As the DBI evolves, we see the opportunity to dig deeper into the hottest technology products, as well as into the specific content that brands are using and creating to engage with online communities. Further, we’ll be able to track specific branded Facebook pages to measure engagement on an ongoing basis.

However, that’s for the future. In the interim, you can read more about the fourth Asia Pacific Digital Brand Index (10.3) in the following documents – a personal favorite of mine is how World Cup initiatives helping drive buzz for consumer electronic brands in China.

Finally – I knew you’d ask, so below are the Top 10 most discussed technology brands we’ve tracked in the 12 months (ending June 2010) across our eight Asian markets:

  1. Google
  2. Microsoft
  3. Apple
  4. Samsung
  5. Intel
  6. Nokia
  7. Sony
  8. Hewlett-Packard
  9. Yahoo!
  10. Research in Motion


We are keen to hear any feedback you may have on how we can take the DBI to the next level!

Disclosure: Edelman represents technology brands around the world, many of which are included in the Digital Brand Index.

Extracted material —
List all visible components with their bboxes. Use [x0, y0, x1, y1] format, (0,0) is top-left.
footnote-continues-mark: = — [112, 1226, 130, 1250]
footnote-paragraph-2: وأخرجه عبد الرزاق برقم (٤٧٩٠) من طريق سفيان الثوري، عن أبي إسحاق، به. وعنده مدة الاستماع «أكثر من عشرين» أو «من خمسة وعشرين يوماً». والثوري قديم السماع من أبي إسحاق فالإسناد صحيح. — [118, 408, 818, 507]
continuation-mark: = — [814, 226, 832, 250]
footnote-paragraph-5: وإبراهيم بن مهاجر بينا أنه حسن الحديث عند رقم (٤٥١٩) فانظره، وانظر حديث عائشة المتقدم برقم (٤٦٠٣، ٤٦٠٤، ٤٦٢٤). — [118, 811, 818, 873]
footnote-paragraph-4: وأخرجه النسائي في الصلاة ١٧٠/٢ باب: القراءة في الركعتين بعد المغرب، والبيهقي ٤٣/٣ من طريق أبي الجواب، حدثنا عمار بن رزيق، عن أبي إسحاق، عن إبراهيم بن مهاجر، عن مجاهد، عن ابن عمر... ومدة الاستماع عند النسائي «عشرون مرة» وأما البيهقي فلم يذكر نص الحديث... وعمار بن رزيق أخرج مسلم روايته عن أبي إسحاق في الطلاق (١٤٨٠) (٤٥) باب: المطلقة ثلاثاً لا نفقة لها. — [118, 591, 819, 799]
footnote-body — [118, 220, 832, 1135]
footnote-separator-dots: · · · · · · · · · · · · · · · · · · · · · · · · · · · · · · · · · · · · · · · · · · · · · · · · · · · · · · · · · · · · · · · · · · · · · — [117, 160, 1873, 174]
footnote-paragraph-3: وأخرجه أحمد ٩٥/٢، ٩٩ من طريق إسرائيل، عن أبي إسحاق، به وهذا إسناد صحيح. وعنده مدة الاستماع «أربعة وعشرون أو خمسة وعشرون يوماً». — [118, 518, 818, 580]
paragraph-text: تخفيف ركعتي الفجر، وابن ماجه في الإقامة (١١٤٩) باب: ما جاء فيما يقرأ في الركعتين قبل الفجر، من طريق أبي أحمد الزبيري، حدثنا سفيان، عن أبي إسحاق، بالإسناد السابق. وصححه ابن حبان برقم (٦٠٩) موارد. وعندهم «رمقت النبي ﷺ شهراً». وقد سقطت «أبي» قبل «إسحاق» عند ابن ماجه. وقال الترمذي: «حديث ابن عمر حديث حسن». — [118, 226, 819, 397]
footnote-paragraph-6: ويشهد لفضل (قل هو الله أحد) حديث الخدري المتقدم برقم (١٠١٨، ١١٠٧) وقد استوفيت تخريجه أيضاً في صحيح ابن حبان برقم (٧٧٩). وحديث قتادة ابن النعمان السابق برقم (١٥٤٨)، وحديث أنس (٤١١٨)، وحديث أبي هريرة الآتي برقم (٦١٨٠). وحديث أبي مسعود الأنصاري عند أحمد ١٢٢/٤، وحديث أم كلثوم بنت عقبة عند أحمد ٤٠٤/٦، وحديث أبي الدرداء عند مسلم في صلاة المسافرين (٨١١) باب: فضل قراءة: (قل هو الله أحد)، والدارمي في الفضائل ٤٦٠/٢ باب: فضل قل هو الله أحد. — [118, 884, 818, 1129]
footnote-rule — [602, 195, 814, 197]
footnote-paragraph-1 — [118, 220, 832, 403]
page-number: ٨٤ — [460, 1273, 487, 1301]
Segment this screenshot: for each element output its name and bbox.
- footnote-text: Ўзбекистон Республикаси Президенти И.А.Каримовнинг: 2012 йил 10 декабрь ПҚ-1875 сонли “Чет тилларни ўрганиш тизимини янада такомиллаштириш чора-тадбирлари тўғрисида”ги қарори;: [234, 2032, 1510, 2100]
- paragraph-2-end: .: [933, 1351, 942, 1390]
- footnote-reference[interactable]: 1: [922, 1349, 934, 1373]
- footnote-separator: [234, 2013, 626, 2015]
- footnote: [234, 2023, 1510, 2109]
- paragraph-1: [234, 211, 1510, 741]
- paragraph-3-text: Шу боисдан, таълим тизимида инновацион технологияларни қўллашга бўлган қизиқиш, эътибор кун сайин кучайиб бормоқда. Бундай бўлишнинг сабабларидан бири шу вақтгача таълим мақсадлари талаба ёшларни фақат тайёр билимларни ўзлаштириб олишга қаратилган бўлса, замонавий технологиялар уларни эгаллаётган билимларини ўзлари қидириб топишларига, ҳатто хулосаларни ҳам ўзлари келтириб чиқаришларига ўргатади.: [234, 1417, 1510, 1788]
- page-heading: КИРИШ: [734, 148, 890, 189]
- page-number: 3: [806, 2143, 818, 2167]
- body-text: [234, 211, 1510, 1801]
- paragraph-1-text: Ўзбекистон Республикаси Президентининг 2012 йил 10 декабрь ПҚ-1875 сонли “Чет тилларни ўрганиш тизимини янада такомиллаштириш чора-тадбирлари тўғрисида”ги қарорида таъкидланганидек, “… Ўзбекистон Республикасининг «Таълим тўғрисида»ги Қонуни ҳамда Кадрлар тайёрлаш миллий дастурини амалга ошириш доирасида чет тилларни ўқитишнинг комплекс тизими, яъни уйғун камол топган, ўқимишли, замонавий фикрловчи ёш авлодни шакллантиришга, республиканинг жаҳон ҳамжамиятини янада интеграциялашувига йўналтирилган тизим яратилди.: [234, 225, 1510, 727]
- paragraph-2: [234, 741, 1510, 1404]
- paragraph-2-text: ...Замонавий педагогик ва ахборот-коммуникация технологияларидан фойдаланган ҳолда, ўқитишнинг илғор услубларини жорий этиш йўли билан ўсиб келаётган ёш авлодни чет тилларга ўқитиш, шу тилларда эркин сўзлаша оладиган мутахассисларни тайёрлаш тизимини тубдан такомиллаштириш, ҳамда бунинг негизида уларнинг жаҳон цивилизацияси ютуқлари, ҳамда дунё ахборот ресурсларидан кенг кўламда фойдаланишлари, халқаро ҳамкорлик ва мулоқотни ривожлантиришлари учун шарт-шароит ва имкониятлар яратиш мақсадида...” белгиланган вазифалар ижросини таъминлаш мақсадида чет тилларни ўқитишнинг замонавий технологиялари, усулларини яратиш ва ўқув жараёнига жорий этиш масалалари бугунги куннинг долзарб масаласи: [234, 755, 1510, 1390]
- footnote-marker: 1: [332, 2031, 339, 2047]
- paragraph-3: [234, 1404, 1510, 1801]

Activity 1 — In the Digital Brand Index excerpt, condense the paragraph beginning "As the DBI evolves" into a short bulleted list that keeps its main facts.
Activity 2 — Reproduce the passage of the Digital Brand Index excerpt starting at "We are keen" and ending at "Digital Brand Index.", word for word.

Worked solution 1 —
Planned as the DBI evolves:
- Dig deeper into the hottest technology products
- Examine the content brands use and create to engage online communities
- Track specific branded Facebook pages to measure engagement on an ongoing basis

Worked solution 2 —
We are keen to hear any feedback you may have on how we can take the DBI to the next level!

Disclosure: Edelman represents technology brands around the world, many of which are included in the Digital Brand Index.